* **O que fazer**
a. Na notícia sobre o assalto à joalheria em Curitiba, qual valor Celso deu a César pela participação no crime?
b. Dê continuidade à notícia sobre o assalto à joalheria em Curitiba a partir do ponto em que ela termina.

* **Texto fornecido**
==============================
Sete meses depois de participar de um assalto a joalheria em Curitiba, César Eduardo Mori, 22 anos, se viu obrigado a se apresentar à polícia e confessar o delito, porque era ameaçado de morte pelo cúmplice.

Ele e Celso Lopes de Oliveira (que está foragido) invadiram armados a Viccenza Jóias, no Mossunguê, e roubaram cordões de ouro e cinco relógios, em outubro do ano passado.

Celso ficou com o produto do roubo e, mais tarde, deu R$ 17 mil para César, pela participação no crime. O assalto foi filmado pelas câmaras de segurança da loja e, posteriormente, as imagens comparadas aos álbuns fotográficos da polícia, o que permitiu a identificação de César, que tinha antecedente criminal. Ele teve a prisão preventiva decretada pela Justiça. As investigações estavam a cargo do Centro de Operações Policiais Especiais (Cope).
==============================
* **Amostras de dados**
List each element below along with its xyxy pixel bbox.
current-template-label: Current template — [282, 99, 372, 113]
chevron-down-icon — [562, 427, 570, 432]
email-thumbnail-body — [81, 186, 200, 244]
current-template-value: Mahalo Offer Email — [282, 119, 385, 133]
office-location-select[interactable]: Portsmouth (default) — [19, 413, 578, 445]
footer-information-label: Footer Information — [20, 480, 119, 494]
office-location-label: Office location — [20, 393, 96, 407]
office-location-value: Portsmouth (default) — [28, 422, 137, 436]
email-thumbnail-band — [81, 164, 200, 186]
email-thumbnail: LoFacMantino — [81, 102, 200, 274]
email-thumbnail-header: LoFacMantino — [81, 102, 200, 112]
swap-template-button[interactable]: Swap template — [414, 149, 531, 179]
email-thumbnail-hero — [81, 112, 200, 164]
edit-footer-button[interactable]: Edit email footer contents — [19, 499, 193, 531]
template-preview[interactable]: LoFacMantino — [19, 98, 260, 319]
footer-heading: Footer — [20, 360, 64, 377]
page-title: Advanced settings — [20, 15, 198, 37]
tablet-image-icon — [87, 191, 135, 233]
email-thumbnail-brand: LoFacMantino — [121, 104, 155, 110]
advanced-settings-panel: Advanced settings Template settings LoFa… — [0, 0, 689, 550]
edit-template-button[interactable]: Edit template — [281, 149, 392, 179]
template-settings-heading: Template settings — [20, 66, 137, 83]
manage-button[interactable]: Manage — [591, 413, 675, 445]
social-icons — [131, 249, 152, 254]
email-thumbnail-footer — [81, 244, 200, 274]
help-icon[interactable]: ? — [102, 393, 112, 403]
==============================
* **Respostas em ordem**
a. R$ 17 mil.

b.
Medo

Com a identificação de César e o movimento da polícia para capturá-lo, seu comparsa ficou preocupado em ser delatado e o estaria ameaçando de morte. Como o rapaz estava escondido com familiares, também passou a sofrer pressão dos pais para que se apresentasse à polícia, antes que as ameaças fossem cumpridas. Na sexta-feira da semana passada, acompanhado de parentes, ele procurou a Delegacia de Furtos e Roubos e confessou o assalto.

Depois de ouvido, foi transferido para o Cope, onde fez nova confissão e apontou Celso Lopes de Oliveira, conhecido por “Zico”, como sendo o segundo assaltante. Ele também teve a preventiva pedida à Justiça e está sendo procurado. César foi transferido para o Centro de Triagem II, em Piraquara.